╭─ Provided data
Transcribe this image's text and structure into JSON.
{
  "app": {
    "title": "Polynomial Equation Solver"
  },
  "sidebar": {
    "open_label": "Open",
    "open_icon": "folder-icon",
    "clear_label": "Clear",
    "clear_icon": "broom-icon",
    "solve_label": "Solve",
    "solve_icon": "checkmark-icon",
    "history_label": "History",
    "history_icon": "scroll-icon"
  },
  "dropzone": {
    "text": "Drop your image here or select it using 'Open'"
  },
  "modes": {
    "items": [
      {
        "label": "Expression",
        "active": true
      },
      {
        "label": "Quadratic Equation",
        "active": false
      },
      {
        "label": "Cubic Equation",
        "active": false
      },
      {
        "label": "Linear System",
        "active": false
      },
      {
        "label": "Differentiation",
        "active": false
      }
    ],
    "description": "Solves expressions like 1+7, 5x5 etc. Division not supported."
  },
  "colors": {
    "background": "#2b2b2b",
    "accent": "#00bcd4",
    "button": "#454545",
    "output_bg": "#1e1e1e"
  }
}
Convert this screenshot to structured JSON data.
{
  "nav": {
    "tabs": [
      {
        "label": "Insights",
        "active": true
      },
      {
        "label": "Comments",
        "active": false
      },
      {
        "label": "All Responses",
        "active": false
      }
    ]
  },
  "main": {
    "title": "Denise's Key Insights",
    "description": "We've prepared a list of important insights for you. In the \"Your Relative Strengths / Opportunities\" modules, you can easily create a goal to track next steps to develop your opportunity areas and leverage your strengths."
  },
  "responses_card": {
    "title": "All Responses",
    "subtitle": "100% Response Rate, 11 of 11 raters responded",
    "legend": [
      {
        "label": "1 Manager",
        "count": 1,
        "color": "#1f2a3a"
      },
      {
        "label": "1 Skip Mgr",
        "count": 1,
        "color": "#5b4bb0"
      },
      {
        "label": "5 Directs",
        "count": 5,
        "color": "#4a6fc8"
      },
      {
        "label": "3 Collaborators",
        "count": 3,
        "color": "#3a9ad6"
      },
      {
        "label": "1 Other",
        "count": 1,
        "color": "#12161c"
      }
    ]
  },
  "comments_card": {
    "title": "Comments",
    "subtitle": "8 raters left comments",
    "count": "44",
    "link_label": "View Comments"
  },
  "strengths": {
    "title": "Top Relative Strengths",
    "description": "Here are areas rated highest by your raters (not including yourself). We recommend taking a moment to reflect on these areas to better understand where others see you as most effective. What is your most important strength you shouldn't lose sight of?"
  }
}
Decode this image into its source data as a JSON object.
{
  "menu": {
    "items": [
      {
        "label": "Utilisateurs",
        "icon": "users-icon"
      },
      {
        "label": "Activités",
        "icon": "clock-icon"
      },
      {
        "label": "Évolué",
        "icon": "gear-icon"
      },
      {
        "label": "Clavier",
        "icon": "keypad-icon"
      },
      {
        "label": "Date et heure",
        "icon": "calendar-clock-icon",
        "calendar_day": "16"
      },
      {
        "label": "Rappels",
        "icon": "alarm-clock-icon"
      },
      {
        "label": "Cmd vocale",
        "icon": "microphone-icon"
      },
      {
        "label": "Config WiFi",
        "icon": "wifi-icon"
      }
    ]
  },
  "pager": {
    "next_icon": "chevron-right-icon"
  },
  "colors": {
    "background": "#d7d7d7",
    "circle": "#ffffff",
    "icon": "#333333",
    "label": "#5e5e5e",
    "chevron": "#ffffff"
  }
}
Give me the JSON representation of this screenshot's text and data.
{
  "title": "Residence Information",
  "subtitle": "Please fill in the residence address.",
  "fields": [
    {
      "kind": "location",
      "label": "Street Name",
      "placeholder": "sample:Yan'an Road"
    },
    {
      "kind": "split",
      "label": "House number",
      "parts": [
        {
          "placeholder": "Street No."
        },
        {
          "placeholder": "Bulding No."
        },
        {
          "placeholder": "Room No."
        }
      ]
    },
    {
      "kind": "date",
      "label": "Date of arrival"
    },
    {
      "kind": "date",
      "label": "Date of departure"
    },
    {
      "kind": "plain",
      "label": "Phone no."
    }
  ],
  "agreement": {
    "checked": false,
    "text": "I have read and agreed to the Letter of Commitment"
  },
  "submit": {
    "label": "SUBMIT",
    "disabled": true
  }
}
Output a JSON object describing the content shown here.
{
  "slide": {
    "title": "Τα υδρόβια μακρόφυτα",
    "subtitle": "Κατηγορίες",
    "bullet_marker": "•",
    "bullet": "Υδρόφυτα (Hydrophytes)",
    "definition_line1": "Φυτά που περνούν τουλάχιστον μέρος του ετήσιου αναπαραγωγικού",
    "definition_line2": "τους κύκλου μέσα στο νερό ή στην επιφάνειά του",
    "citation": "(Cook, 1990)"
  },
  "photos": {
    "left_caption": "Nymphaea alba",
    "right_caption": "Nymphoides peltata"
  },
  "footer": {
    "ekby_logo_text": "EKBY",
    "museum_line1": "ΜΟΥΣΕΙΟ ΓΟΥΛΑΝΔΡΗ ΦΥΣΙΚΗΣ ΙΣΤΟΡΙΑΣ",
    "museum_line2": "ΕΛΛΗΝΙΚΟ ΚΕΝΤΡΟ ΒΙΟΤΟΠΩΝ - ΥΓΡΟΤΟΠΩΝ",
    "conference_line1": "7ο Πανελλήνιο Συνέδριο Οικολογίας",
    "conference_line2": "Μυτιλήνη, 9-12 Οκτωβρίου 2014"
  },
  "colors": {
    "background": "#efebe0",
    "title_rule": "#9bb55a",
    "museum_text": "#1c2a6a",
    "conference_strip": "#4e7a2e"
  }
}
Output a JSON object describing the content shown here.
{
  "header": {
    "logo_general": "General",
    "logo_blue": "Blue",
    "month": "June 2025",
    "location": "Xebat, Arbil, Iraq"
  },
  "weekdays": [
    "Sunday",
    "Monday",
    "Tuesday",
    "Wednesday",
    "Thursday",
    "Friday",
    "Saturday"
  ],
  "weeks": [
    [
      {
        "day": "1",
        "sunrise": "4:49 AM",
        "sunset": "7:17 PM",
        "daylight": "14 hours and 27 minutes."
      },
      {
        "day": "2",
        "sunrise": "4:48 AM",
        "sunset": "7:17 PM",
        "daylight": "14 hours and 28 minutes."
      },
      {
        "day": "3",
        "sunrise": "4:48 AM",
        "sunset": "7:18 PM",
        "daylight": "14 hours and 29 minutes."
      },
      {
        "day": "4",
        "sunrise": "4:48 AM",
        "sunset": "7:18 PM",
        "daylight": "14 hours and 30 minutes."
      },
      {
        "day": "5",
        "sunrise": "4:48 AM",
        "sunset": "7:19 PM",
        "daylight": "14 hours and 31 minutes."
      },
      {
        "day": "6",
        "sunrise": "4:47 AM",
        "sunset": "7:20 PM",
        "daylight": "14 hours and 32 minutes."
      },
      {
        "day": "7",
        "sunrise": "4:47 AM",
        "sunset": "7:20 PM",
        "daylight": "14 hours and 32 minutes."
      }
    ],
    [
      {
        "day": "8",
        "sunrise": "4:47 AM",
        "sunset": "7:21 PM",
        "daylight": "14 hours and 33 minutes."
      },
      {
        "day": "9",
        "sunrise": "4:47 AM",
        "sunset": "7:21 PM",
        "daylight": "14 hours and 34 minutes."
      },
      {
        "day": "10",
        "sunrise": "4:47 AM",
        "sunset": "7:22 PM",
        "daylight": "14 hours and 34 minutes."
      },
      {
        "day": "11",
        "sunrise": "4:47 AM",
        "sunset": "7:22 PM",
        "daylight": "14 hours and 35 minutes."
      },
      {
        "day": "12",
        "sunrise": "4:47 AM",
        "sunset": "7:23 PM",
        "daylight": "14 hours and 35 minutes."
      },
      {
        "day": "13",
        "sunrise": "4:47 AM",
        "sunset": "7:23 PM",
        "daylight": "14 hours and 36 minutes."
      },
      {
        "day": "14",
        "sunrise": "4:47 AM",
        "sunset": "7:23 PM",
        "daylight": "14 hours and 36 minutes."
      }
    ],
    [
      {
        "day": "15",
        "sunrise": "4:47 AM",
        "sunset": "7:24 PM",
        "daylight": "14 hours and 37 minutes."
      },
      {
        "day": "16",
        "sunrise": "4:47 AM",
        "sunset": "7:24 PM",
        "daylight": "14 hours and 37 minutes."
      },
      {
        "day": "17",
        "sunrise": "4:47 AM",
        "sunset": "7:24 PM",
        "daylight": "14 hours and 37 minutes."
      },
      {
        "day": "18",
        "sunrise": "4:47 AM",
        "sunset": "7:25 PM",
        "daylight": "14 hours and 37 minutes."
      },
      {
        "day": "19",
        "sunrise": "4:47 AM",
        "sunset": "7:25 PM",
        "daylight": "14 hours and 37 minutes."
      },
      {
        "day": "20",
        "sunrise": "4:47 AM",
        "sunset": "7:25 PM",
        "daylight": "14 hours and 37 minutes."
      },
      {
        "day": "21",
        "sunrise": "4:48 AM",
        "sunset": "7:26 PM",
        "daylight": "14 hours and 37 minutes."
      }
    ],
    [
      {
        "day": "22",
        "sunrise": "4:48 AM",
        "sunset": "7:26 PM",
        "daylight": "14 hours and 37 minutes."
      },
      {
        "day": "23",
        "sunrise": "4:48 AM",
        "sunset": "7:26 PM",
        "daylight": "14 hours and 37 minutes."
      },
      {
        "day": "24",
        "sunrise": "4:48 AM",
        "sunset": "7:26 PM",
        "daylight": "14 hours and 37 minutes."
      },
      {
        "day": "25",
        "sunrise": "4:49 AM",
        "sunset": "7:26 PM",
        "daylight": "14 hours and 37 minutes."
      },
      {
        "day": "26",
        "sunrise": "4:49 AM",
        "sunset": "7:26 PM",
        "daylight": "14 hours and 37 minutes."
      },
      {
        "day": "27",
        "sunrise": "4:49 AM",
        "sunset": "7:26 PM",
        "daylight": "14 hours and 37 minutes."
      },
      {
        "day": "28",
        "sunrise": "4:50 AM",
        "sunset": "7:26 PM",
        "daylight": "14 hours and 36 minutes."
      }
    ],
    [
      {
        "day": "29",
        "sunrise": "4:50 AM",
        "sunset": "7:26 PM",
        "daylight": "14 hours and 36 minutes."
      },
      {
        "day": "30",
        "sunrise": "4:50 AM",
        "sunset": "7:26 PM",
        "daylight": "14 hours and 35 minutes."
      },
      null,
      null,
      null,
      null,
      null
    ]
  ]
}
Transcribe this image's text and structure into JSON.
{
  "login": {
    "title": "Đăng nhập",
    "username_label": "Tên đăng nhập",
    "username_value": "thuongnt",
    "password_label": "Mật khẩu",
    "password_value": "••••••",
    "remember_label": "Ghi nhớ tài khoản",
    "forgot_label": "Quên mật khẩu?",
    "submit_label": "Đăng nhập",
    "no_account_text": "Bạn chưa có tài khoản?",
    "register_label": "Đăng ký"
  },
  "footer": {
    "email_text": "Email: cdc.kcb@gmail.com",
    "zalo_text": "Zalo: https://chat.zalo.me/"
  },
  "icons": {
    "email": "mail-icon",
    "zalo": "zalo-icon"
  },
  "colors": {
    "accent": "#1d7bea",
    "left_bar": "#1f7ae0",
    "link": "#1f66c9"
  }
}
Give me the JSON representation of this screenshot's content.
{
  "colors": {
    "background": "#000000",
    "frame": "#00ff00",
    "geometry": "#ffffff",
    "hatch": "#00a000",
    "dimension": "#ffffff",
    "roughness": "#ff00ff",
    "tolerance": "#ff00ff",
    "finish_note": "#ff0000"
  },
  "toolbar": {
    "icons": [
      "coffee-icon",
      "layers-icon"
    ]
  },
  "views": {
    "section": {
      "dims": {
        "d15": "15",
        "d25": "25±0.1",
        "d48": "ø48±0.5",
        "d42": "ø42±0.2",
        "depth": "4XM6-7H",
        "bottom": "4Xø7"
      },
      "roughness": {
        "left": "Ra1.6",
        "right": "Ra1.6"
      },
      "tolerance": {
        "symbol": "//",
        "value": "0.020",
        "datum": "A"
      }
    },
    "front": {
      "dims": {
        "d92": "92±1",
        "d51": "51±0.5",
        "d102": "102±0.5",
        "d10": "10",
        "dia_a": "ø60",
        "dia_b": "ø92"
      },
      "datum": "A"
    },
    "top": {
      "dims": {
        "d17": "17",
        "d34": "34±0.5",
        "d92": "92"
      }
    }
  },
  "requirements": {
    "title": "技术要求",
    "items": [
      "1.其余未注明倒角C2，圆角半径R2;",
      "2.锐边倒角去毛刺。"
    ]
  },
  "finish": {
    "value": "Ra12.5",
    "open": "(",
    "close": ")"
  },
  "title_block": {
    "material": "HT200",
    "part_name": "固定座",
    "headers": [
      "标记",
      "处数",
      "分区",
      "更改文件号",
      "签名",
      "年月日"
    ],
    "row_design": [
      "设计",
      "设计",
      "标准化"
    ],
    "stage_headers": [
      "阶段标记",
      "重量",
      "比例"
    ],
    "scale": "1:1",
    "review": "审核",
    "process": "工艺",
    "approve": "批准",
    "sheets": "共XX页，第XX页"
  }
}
╰─
= Set task =
Search the entries for "background" and copy out each line that has it.

= The result =
    "background": "#2b2b2b",
    "background": "#d7d7d7",
    "background": "#efebe0",
    "background": "#000000",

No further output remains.